◆ EXCERPTED PASSAGE
+===+

Free Thinker

"The regime's biggest weakness is human rights. This is the issue on which it loses face with its people," says Akbar Ganji, released in March after six years in jail. (By Bruno Vincent -- Getty Images)
By Robin Wright
Washington Post Staff Writer
Monday, August 14, 2006

Akbar Ganji is free -- for now. He does not expect his liberty to last long.

Ganji, a small man with a whisper of a voice, is an Iranian writer who has taken on the world's mightiest theocracy and its thundering ayatollahs. Released in March after six years in prison -- a good chunk of that time in solitary confinement -- he is today the most radical democrat in Tehran. Several hunger strikes have left him with an emaciated body, at one point down more than 55 pounds, to 108. Deep crow's-feet dig dark crevices around his eyes when he smiles, belying his 46 years.

Ganji is a lonely voice in Iran these days, as hard-line leaders' positions are hardening and the reform movement has atrophied. Disillusioned, he has also turned against the very reformers who view him as their hero.

"The regime is driving Iran towards a catastrophe. . . . Iran is today an archipelago of prisons," he said during one of two recent interviews in Washington. ". . . But the path of the reformers is not correct either."

Ganji is brazen by the standards of a movement more comfortable with nuances, nudges and compromise. His investigative articles in Iranian newspapers linked Iran's intelligence ministry to the killings of dozens of dissidents during the 1990s.

He compiled his accusations against the regime in "Dungeon of Ghosts," the Iranian equivalent of Aleksandr Solzhenitsyn's "Gulag Archipelago." His other books chronicled corruption by top clergy. Put on trial in 2000 for defaming the regime and jeopardizing national security, he tore open his gray prison uniform to sit shirtless in court, showing what he said were the wounds of torture.

+===+

◆ DATA FOR REVIEW
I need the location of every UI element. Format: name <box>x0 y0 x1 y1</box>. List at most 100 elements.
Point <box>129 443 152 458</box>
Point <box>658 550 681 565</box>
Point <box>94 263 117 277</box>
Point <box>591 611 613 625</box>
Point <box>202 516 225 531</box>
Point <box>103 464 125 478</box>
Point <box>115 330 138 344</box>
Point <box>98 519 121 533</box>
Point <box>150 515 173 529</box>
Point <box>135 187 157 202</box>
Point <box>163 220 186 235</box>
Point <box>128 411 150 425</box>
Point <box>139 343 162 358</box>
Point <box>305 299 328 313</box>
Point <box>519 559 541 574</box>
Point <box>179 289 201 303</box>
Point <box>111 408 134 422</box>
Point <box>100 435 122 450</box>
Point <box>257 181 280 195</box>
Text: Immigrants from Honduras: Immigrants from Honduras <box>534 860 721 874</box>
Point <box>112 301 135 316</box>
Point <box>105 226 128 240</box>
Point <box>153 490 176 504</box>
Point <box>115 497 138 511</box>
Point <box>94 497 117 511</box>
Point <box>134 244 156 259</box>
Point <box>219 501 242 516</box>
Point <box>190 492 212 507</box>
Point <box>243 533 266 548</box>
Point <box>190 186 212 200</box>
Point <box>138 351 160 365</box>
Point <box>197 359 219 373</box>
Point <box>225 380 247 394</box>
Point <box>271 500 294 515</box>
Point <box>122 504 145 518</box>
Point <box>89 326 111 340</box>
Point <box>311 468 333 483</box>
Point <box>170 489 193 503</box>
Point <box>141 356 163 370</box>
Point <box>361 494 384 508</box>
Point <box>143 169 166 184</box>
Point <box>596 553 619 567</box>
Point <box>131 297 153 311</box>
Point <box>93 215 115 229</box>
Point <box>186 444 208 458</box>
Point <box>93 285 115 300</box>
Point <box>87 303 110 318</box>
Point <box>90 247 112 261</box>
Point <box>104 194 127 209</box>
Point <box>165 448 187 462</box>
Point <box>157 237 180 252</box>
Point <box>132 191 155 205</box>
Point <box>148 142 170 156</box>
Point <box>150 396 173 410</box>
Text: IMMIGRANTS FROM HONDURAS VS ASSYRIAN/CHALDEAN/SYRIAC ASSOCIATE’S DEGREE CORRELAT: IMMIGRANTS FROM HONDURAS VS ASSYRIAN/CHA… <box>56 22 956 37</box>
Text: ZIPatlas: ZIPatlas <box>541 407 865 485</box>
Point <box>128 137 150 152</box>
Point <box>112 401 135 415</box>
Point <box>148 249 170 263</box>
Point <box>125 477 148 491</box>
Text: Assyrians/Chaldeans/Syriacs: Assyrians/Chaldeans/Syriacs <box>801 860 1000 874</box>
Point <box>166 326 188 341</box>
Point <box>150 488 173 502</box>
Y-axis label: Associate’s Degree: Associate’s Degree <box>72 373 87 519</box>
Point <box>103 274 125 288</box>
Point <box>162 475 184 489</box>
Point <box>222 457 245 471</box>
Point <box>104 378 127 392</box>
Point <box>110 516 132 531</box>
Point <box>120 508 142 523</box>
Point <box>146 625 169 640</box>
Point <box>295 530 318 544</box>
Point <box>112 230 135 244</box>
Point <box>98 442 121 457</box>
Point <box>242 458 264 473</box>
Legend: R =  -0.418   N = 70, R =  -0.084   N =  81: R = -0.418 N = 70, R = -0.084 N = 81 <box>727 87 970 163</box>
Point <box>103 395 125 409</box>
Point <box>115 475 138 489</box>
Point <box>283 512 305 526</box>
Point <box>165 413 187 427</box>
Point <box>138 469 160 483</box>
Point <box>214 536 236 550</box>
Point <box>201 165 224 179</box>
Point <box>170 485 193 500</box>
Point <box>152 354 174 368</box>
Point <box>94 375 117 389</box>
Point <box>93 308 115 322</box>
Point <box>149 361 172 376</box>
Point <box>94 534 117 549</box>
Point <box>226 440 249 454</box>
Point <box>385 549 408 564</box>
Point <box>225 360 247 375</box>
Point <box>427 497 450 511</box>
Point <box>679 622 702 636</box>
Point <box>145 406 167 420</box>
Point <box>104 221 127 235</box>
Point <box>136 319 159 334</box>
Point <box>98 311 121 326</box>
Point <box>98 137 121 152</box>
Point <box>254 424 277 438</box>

+===+

◆ ASSIGNED TASK A
According to the article on Akbar Ganji, what did he do in court at his 2000 trial?
◆ ASSIGNED TASK B
Continue the article on Akbar Ganji from the end of its last paragraph.
The rows are not needed for what comes next.

◆ YOUR RESPONSE A
He tore open his gray prison uniform and sat shirtless, showing what he said were the wounds of torture.

◆ YOUR RESPONSE B
Food -- the lack of it -- became his weapon. In prison, he almost died during a 73-day hunger strike last year to protest his treatment and incarceration. He was eventually hospitalized.

"There is perhaps no greater exemplar of journalistic heroism in the world today," the National Press Club said in announcing that Ganji would receive its international Freedom of the Press award last month.

"His significance today remains in the example he sets," added Shaul Bakhash, a former Iranian journalist who is now a history professor at George Mason University. "He remains unflinching in his belief that it is the duty of intellectuals to speak out against tyranny and the suppression of individual rights. And he continues to speak out despite harsh treatment in the past and the prospect of further incarceration in the future."

Yet Ganji is no fan of the White House, either.

A year ago, President Bush issued a statement saying he was "saddened" by reports of Ganji's deteriorating health in prison. The White House demanded that Tehran release him for medical treatment, and it appealed to human rights activists around the world to rally to his cause.

"His valiant efforts should not go in vain," the White House statement said. "Mr. Ganji, please know that as you stand for your own liberty, America stands with you."